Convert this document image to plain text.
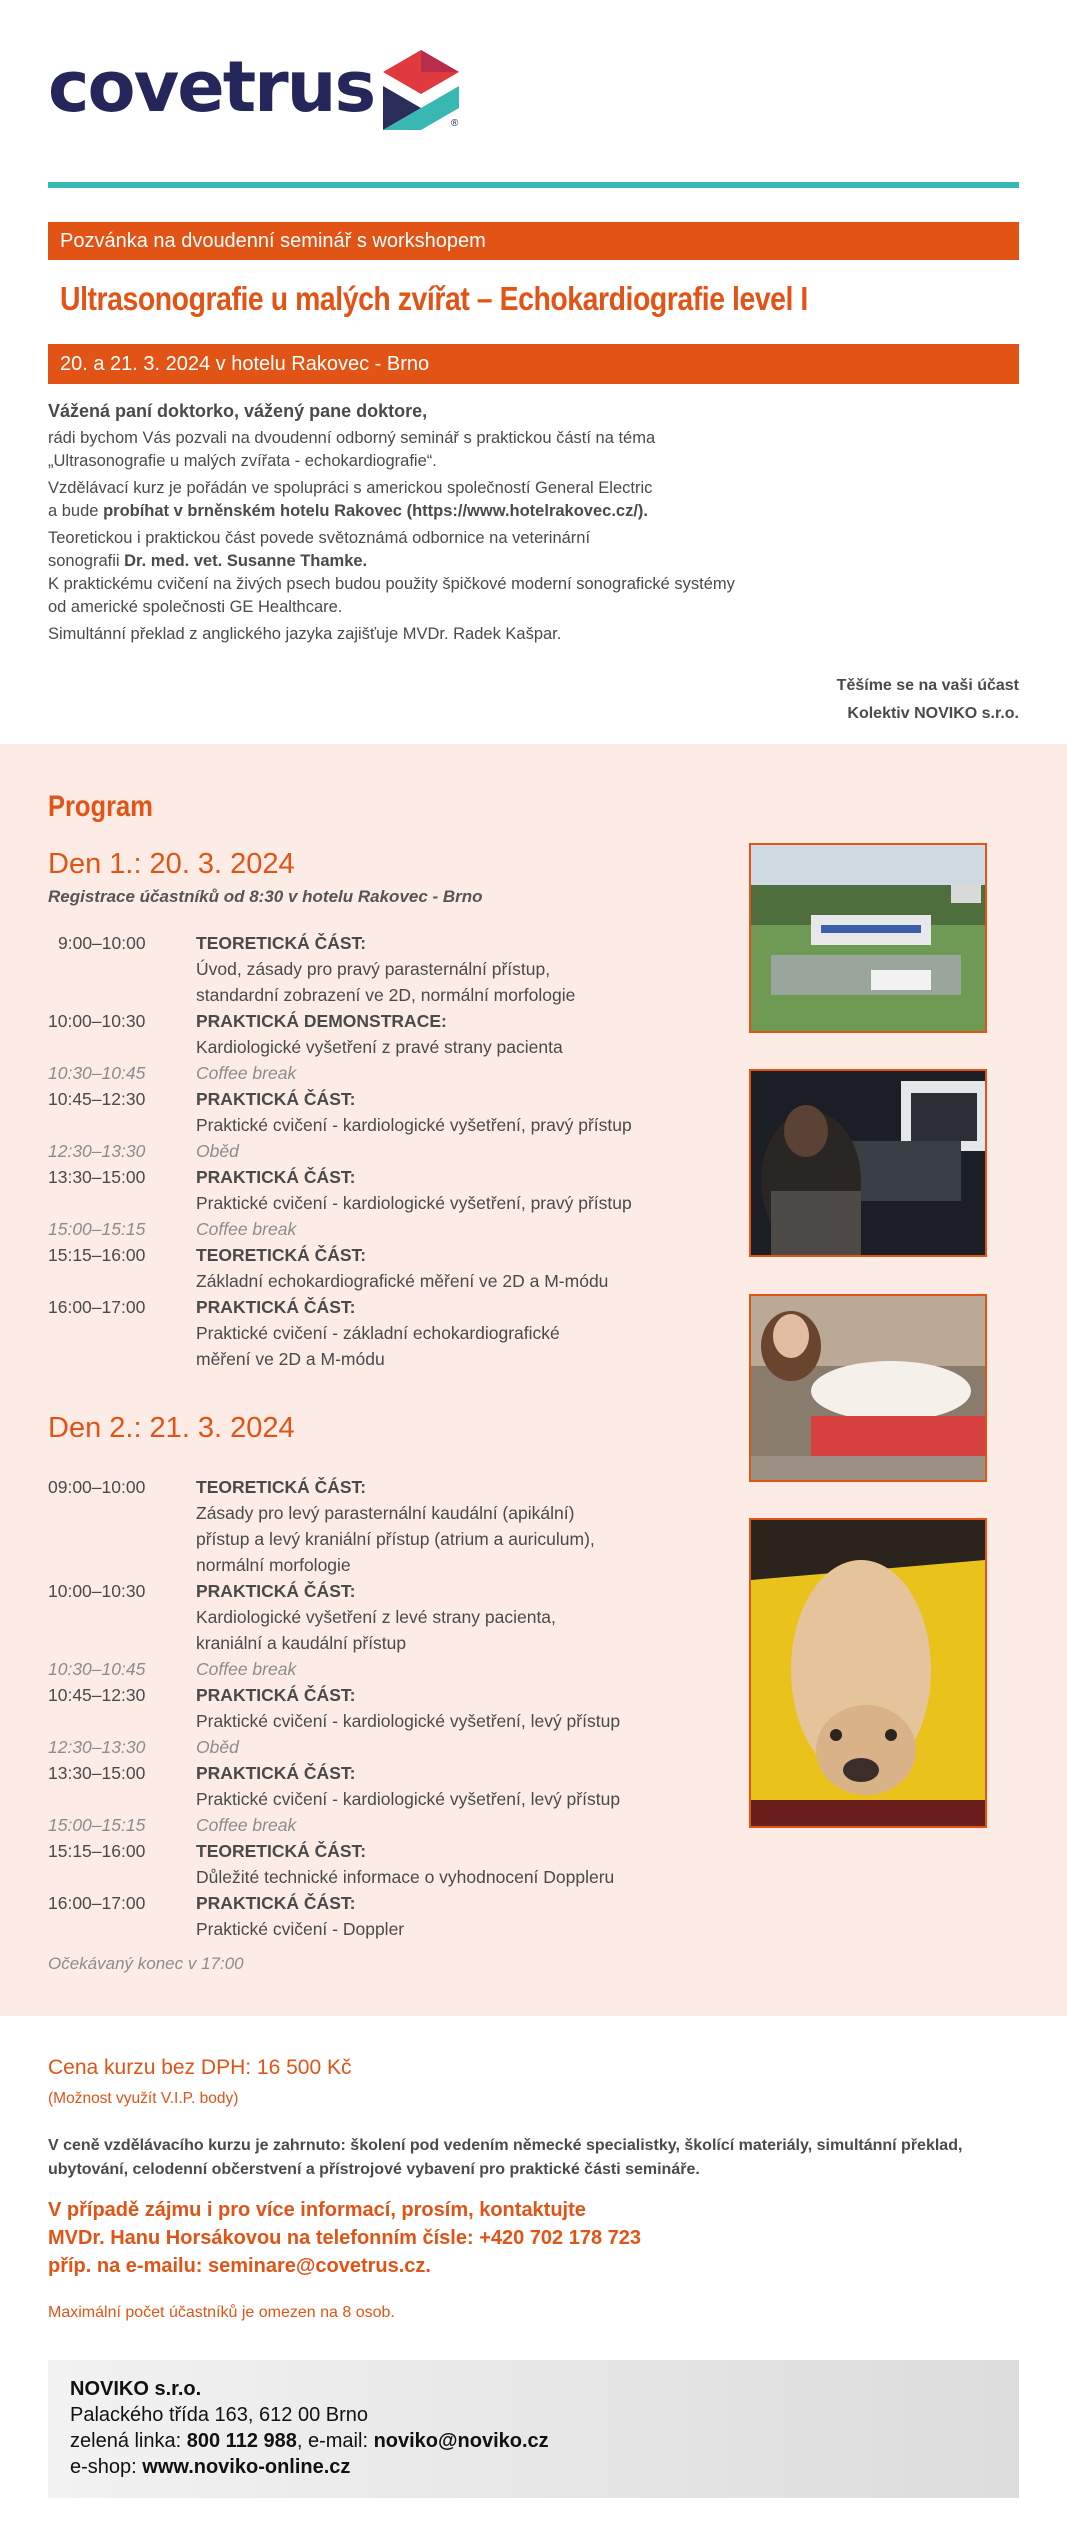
covetrus	®
Pozvánka na dvoudenní seminář s workshopem
Ultrasonografie u malých zvířat – Echokardiografie level I
20. a 21. 3. 2024 v hotelu Rakovec - Brno

Vážená paní doktorko, vážený pane doktore,

rádi bychom Vás pozvali na dvoudenní odborný seminář s praktickou částí na téma

„Ultrasonografie u malých zvířata - echokardiografie“.

Vzdělávací kurz je pořádán ve spolupráci s americkou společností General Electric

a bude probíhat v brněnském hotelu Rakovec (https://www.hotelrakovec.cz/).

Teoretickou i praktickou část povede světoznámá odbornice na veterinární

sonografii Dr. med. vet. Susanne Thamke.

K praktickému cvičení na živých psech budou použity špičkové moderní sonografické systémy

od americké společnosti GE Healthcare.

Simultánní překlad z anglického jazyka zajišťuje MVDr. Radek Kašpar.

Těšíme se na vaši účast
Kolektiv NOVIKO s.r.o.
Program
Den 1.: 20. 3. 2024
Registrace účastníků od 8:30 v hotelu Rakovec - Brno
9:00–10:00	TEORETICKÁ ČÁST:
Úvod, zásady pro pravý parasternální přístup, standardní zobrazení ve 2D, normální morfologie
10:00–10:30	PRAKTICKÁ DEMONSTRACE:
Kardiologické vyšetření z pravé strany pacienta
10:30–10:45	Coffee break
10:45–12:30	PRAKTICKÁ ČÁST:
Praktické cvičení - kardiologické vyšetření, pravý přístup
12:30–13:30	Oběd
13:30–15:00	PRAKTICKÁ ČÁST:
Praktické cvičení - kardiologické vyšetření, pravý přístup
15:00–15:15	Coffee break
15:15–16:00	TEORETICKÁ ČÁST:
Základní echokardiografické měření ve 2D a M-módu
16:00–17:00	PRAKTICKÁ ČÁST:
Praktické cvičení - základní echokardiografické měření ve 2D a M-módu
Den 2.: 21. 3. 2024
09:00–10:00	TEORETICKÁ ČÁST:
Zásady pro levý parasternální kaudální (apikální) přístup a levý kraniální přístup (atrium a auriculum), normální morfologie
10:00–10:30	PRAKTICKÁ ČÁST:
Kardiologické vyšetření z levé strany pacienta, kraniální a kaudální přístup
10:30–10:45	Coffee break
10:45–12:30	PRAKTICKÁ ČÁST:
Praktické cvičení - kardiologické vyšetření, levý přístup
12:30–13:30	Oběd
13:30–15:00	PRAKTICKÁ ČÁST:
Praktické cvičení - kardiologické vyšetření, levý přístup
15:00–15:15	Coffee break
15:15–16:00	TEORETICKÁ ČÁST:
Důležité technické informace o vyhodnocení Doppleru
16:00–17:00	PRAKTICKÁ ČÁST:
Praktické cvičení - Doppler
Očekávaný konec v 17:00
Cena kurzu bez DPH: 16 500 Kč
(Možnost využít V.I.P. body)
V ceně vzdělávacího kurzu je zahrnuto: školení pod vedením německé specialistky, školící materiály, simultánní překlad, ubytování, celodenní občerstvení a přístrojové vybavení pro praktické části semináře.

V případě zájmu i pro více informací, prosím, kontaktujte

MVDr. Hanu Horsákovou na telefonním čísle: +420 702 178 723

příp. na e-mailu: seminare@covetrus.cz.

Maximální počet účastníků je omezen na 8 osob.

NOVIKO s.r.o.

Palackého třída 163, 612 00 Brno

zelená linka: 800 112 988, e-mail: noviko@noviko.cz

e-shop: www.noviko-online.cz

*EXERCISE INSTRUCTIONS*. Except for the pictures, copy the material above exactly.

*COMPLETE ANSWER*.
Convert this document image to plain text.
covetrus	®
Pozvánka na dvoudenní seminář s workshopem
Ultrasonografie u malých zvířat – Echokardiografie level I
20. a 21. 3. 2024 v hotelu Rakovec - Brno

Vážená paní doktorko, vážený pane doktore,

rádi bychom Vás pozvali na dvoudenní odborný seminář s praktickou částí na téma

„Ultrasonografie u malých zvířata - echokardiografie“.

Vzdělávací kurz je pořádán ve spolupráci s americkou společností General Electric

a bude probíhat v brněnském hotelu Rakovec (https://www.hotelrakovec.cz/).

Teoretickou i praktickou část povede světoznámá odbornice na veterinární

sonografii Dr. med. vet. Susanne Thamke.

K praktickému cvičení na živých psech budou použity špičkové moderní sonografické systémy

od americké společnosti GE Healthcare.

Simultánní překlad z anglického jazyka zajišťuje MVDr. Radek Kašpar.

Těšíme se na vaši účast
Kolektiv NOVIKO s.r.o.
Program
Den 1.: 20. 3. 2024
Registrace účastníků od 8:30 v hotelu Rakovec - Brno
9:00–10:00	TEORETICKÁ ČÁST:
Úvod, zásady pro pravý parasternální přístup, standardní zobrazení ve 2D, normální morfologie
10:00–10:30	PRAKTICKÁ DEMONSTRACE:
Kardiologické vyšetření z pravé strany pacienta
10:30–10:45	Coffee break
10:45–12:30	PRAKTICKÁ ČÁST:
Praktické cvičení - kardiologické vyšetření, pravý přístup
12:30–13:30	Oběd
13:30–15:00	PRAKTICKÁ ČÁST:
Praktické cvičení - kardiologické vyšetření, pravý přístup
15:00–15:15	Coffee break
15:15–16:00	TEORETICKÁ ČÁST:
Základní echokardiografické měření ve 2D a M-módu
16:00–17:00	PRAKTICKÁ ČÁST:
Praktické cvičení - základní echokardiografické měření ve 2D a M-módu
Den 2.: 21. 3. 2024
09:00–10:00	TEORETICKÁ ČÁST:
Zásady pro levý parasternální kaudální (apikální) přístup a levý kraniální přístup (atrium a auriculum), normální morfologie
10:00–10:30	PRAKTICKÁ ČÁST:
Kardiologické vyšetření z levé strany pacienta, kraniální a kaudální přístup
10:30–10:45	Coffee break
10:45–12:30	PRAKTICKÁ ČÁST:
Praktické cvičení - kardiologické vyšetření, levý přístup
12:30–13:30	Oběd
13:30–15:00	PRAKTICKÁ ČÁST:
Praktické cvičení - kardiologické vyšetření, levý přístup
15:00–15:15	Coffee break
15:15–16:00	TEORETICKÁ ČÁST:
Důležité technické informace o vyhodnocení Doppleru
16:00–17:00	PRAKTICKÁ ČÁST:
Praktické cvičení - Doppler
Očekávaný konec v 17:00
Cena kurzu bez DPH: 16 500 Kč
(Možnost využít V.I.P. body)
V ceně vzdělávacího kurzu je zahrnuto: školení pod vedením německé specialistky, školící materiály, simultánní překlad, ubytování, celodenní občerstvení a přístrojové vybavení pro praktické části semináře.

V případě zájmu i pro více informací, prosím, kontaktujte

MVDr. Hanu Horsákovou na telefonním čísle: +420 702 178 723

příp. na e-mailu: seminare@covetrus.cz.

Maximální počet účastníků je omezen na 8 osob.

NOVIKO s.r.o.

Palackého třída 163, 612 00 Brno

zelená linka: 800 112 988, e-mail: noviko@noviko.cz

e-shop: www.noviko-online.cz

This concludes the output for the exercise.